**Short exercise**:
Word for word, copy all the data and drop the pictures.
====== Recorded information ======
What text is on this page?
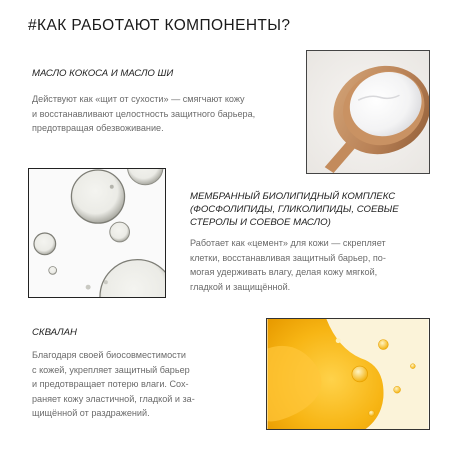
#КАК РАБОТАЮТ КОМПОНЕНТЫ?
МАСЛО КОКОСА И МАСЛО ШИ
Действуют как «щит от сухости» — смягчают кожу
и восстанавливают целостность защитного барьера,
предотвращая обезвоживание.
МЕМБРАННЫЙ БИОЛИПИДНЫЙ КОМПЛЕКС
(ФОСФОЛИПИДЫ, ГЛИКОЛИПИДЫ, СОЕВЫЕ
СТЕРОЛЫ И СОЕВОЕ МАСЛО)
Работает как «цемент» для кожи — скрепляет
клетки, восстанавливая защитный барьер, по-
могая удерживать влагу, делая кожу мягкой,
гладкой и защищённой.
СКВАЛАН
Благодаря своей биосовместимости
с кожей, укрепляет защитный барьер
и предотвращает потерю влаги. Сох-
раняет кожу эластичной, гладкой и за-
щищённой от раздражений.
======
**The completed task**:
What text is on this page?
#КАК РАБОТАЮТ КОМПОНЕНТЫ?
МАСЛО КОКОСА И МАСЛО ШИ
Действуют как «щит от сухости» — смягчают кожу
и восстанавливают целостность защитного барьера,
предотвращая обезвоживание.
МЕМБРАННЫЙ БИОЛИПИДНЫЙ КОМПЛЕКС
(ФОСФОЛИПИДЫ, ГЛИКОЛИПИДЫ, СОЕВЫЕ
СТЕРОЛЫ И СОЕВОЕ МАСЛО)
Работает как «цемент» для кожи — скрепляет
клетки, восстанавливая защитный барьер, по-
могая удерживать влагу, делая кожу мягкой,
гладкой и защищённой.
СКВАЛАН
Благодаря своей биосовместимости
с кожей, укрепляет защитный барьер
и предотвращает потерю влаги. Сох-
раняет кожу эластичной, гладкой и за-
щищённой от раздражений.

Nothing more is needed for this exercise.